EXTRACT:
□ □ □

Open kkirsche opened this issue 1 year ago • 3 comments

Good morning,

This issue is to add support for detecting dependencies of the project(s) being scanned by MyPy.

Use Case

The use case of this feature is to understand the impact of a scan better when evaluating the results in typeshed pull requests.

Behavior

The recommended behavior of mypy_primer is to add support for an optional argument, either positional or flag-based, which accepts one or more package names. These package names represent the package being evaluated, such as types-requests. As typeshed packages are published under the pattern types-{package}, this would be used to determine which package was modified in this change.

With this change implemented and a package provided, while mypy_primer is scanning individual packages, it will evaluate whether or not the package being scanned uses that dependency, providing the end user with a percentage of projects scanned that use this dependency. If mypy_primer supports a verbose run mode, this will instead provide a list of scanned packages with each package's individual status.

Enhancements

This behavior can be enhanced, at the cost of additional complexity, by evaluating the package using a coverage-focused approach, determining if the changed APIs in a pull request are used within the package rather than simply looking for the dependencies.

Approaches

There seem to be a few different approaches we could take for this, depending on the longer-term intent of a feature like this. I've listed the three that immediately come to mind.

  1. modulefinder (not recommended)

□ □ □

RECORDED DATA:
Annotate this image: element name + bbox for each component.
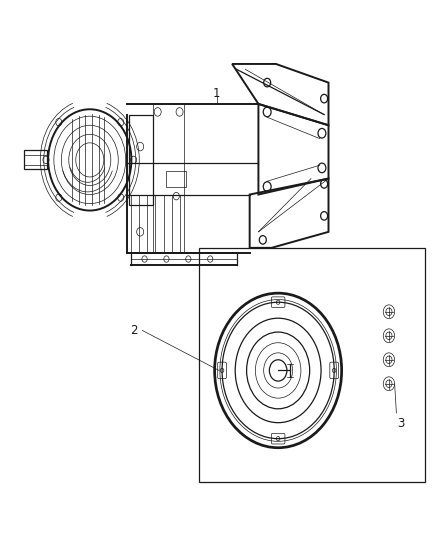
Text: 2: 2	[130, 324, 138, 337]
Bar	[199, 248, 425, 482]
Bar	[166, 171, 186, 187]
Text: 1: 1	[213, 87, 221, 100]
Text: 3: 3	[397, 417, 404, 430]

□ □ □

TASKS TO COMPLETE:
1: Rewrite the paragraph of the mypy_primer issue beginning "With this change implemented" as a short bulleted list that keeps its main facts.
2: Extract from the mypy_primer issue the passage from "Enhancements" up to and including "for the dependencies.", copied word for word.
The entries are separate material from the mypy_primer issue.

EXERCISE ANSWERS:
1:
- When a package is provided, mypy_primer checks whether each package it scans uses that dependency.
- It gives the end user the percentage of scanned projects that use the dependency.
- If mypy_primer supports a verbose run mode, that mode instead lists the scanned packages with each one's individual status.

2:
Enhancements

This behavior can be enhanced, at the cost of additional complexity, by evaluating the package using a coverage-focused approach, determining if the changed APIs in a pull request are used within the package rather than simply looking for the dependencies.